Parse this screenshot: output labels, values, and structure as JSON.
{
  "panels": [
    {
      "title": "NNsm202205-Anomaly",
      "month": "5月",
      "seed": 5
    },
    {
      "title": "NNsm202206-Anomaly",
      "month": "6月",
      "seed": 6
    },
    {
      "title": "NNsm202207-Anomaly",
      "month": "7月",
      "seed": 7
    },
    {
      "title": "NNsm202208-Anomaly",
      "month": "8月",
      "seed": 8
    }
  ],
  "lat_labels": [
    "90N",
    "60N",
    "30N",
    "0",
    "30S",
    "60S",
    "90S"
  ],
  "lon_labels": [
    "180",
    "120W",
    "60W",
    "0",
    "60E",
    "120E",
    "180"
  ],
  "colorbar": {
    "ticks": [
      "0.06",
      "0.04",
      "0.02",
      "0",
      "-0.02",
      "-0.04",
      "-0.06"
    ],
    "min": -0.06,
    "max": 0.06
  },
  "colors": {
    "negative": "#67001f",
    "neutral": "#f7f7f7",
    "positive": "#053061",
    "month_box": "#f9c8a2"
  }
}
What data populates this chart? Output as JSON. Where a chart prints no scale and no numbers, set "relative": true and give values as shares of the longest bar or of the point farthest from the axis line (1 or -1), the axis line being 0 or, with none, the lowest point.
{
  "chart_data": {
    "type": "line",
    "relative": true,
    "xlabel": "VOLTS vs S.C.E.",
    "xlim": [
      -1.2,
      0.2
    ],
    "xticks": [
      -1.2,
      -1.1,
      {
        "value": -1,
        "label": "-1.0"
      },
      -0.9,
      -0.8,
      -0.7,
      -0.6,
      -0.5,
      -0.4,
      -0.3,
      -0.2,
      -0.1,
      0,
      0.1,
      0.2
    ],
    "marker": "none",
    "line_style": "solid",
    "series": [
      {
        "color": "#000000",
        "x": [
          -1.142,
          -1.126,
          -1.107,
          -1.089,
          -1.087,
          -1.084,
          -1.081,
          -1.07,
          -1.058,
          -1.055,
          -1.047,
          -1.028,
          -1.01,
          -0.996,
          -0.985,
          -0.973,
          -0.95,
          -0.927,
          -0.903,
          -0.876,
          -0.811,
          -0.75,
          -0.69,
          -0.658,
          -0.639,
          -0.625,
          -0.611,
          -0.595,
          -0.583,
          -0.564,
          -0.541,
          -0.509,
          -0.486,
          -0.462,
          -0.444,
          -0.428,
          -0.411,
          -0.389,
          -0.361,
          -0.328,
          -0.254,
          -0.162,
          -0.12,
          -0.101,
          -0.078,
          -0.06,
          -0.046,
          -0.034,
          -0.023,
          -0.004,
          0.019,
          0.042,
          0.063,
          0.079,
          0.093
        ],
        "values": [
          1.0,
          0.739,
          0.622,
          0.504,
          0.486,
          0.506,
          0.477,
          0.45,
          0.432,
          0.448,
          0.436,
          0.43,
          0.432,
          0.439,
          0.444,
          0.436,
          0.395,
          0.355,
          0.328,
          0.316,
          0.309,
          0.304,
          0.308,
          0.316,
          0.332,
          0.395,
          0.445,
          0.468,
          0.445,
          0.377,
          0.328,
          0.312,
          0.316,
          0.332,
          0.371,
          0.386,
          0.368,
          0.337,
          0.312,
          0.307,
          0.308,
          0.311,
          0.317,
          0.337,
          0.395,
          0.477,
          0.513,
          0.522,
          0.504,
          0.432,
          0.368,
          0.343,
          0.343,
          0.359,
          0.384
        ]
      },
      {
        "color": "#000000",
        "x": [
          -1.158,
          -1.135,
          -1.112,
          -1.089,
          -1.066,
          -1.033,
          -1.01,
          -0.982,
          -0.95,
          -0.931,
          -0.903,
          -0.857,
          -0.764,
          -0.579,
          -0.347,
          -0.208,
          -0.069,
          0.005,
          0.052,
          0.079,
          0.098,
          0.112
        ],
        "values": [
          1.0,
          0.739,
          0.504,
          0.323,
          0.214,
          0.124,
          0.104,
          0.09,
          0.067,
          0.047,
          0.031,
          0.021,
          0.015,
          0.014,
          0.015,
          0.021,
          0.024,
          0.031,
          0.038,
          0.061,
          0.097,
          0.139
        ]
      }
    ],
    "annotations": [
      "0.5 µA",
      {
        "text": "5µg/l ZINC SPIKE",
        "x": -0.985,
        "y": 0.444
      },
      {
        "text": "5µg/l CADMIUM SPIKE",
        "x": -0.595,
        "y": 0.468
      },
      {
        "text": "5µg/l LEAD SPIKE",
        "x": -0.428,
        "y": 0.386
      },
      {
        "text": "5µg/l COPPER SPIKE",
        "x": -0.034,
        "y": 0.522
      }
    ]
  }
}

- _Stated exercise_: Each line above must be reproduced exactly as it stands.

- _Answer to this problem_:
Parse this screenshot: output labels, values, and structure as JSON.
{
  "panels": [
    {
      "title": "NNsm202205-Anomaly",
      "month": "5月",
      "seed": 5
    },
    {
      "title": "NNsm202206-Anomaly",
      "month": "6月",
      "seed": 6
    },
    {
      "title": "NNsm202207-Anomaly",
      "month": "7月",
      "seed": 7
    },
    {
      "title": "NNsm202208-Anomaly",
      "month": "8月",
      "seed": 8
    }
  ],
  "lat_labels": [
    "90N",
    "60N",
    "30N",
    "0",
    "30S",
    "60S",
    "90S"
  ],
  "lon_labels": [
    "180",
    "120W",
    "60W",
    "0",
    "60E",
    "120E",
    "180"
  ],
  "colorbar": {
    "ticks": [
      "0.06",
      "0.04",
      "0.02",
      "0",
      "-0.02",
      "-0.04",
      "-0.06"
    ],
    "min": -0.06,
    "max": 0.06
  },
  "colors": {
    "negative": "#67001f",
    "neutral": "#f7f7f7",
    "positive": "#053061",
    "month_box": "#f9c8a2"
  }
}
What data populates this chart? Output as JSON. Where a chart prints no scale and no numbers, set "relative": true and give values as shares of the longest bar or of the point farthest from the axis line (1 or -1), the axis line being 0 or, with none, the lowest point.
{
  "chart_data": {
    "type": "line",
    "relative": true,
    "xlabel": "VOLTS vs S.C.E.",
    "xlim": [
      -1.2,
      0.2
    ],
    "xticks": [
      -1.2,
      -1.1,
      {
        "value": -1,
        "label": "-1.0"
      },
      -0.9,
      -0.8,
      -0.7,
      -0.6,
      -0.5,
      -0.4,
      -0.3,
      -0.2,
      -0.1,
      0,
      0.1,
      0.2
    ],
    "marker": "none",
    "line_style": "solid",
    "series": [
      {
        "color": "#000000",
        "x": [
          -1.142,
          -1.126,
          -1.107,
          -1.089,
          -1.087,
          -1.084,
          -1.081,
          -1.07,
          -1.058,
          -1.055,
          -1.047,
          -1.028,
          -1.01,
          -0.996,
          -0.985,
          -0.973,
          -0.95,
          -0.927,
          -0.903,
          -0.876,
          -0.811,
          -0.75,
          -0.69,
          -0.658,
          -0.639,
          -0.625,
          -0.611,
          -0.595,
          -0.583,
          -0.564,
          -0.541,
          -0.509,
          -0.486,
          -0.462,
          -0.444,
          -0.428,
          -0.411,
          -0.389,
          -0.361,
          -0.328,
          -0.254,
          -0.162,
          -0.12,
          -0.101,
          -0.078,
          -0.06,
          -0.046,
          -0.034,
          -0.023,
          -0.004,
          0.019,
          0.042,
          0.063,
          0.079,
          0.093
        ],
        "values": [
          1.0,
          0.739,
          0.622,
          0.504,
          0.486,
          0.506,
          0.477,
          0.45,
          0.432,
          0.448,
          0.436,
          0.43,
          0.432,
          0.439,
          0.444,
          0.436,
          0.395,
          0.355,
          0.328,
          0.316,
          0.309,
          0.304,
          0.308,
          0.316,
          0.332,
          0.395,
          0.445,
          0.468,
          0.445,
          0.377,
          0.328,
          0.312,
          0.316,
          0.332,
          0.371,
          0.386,
          0.368,
          0.337,
          0.312,
          0.307,
          0.308,
          0.311,
          0.317,
          0.337,
          0.395,
          0.477,
          0.513,
          0.522,
          0.504,
          0.432,
          0.368,
          0.343,
          0.343,
          0.359,
          0.384
        ]
      },
      {
        "color": "#000000",
        "x": [
          -1.158,
          -1.135,
          -1.112,
          -1.089,
          -1.066,
          -1.033,
          -1.01,
          -0.982,
          -0.95,
          -0.931,
          -0.903,
          -0.857,
          -0.764,
          -0.579,
          -0.347,
          -0.208,
          -0.069,
          0.005,
          0.052,
          0.079,
          0.098,
          0.112
        ],
        "values": [
          1.0,
          0.739,
          0.504,
          0.323,
          0.214,
          0.124,
          0.104,
          0.09,
          0.067,
          0.047,
          0.031,
          0.021,
          0.015,
          0.014,
          0.015,
          0.021,
          0.024,
          0.031,
          0.038,
          0.061,
          0.097,
          0.139
        ]
      }
    ],
    "annotations": [
      "0.5 µA",
      {
        "text": "5µg/l ZINC SPIKE",
        "x": -0.985,
        "y": 0.444
      },
      {
        "text": "5µg/l CADMIUM SPIKE",
        "x": -0.595,
        "y": 0.468
      },
      {
        "text": "5µg/l LEAD SPIKE",
        "x": -0.428,
        "y": 0.386
      },
      {
        "text": "5µg/l COPPER SPIKE",
        "x": -0.034,
        "y": 0.522
      }
    ]
  }
}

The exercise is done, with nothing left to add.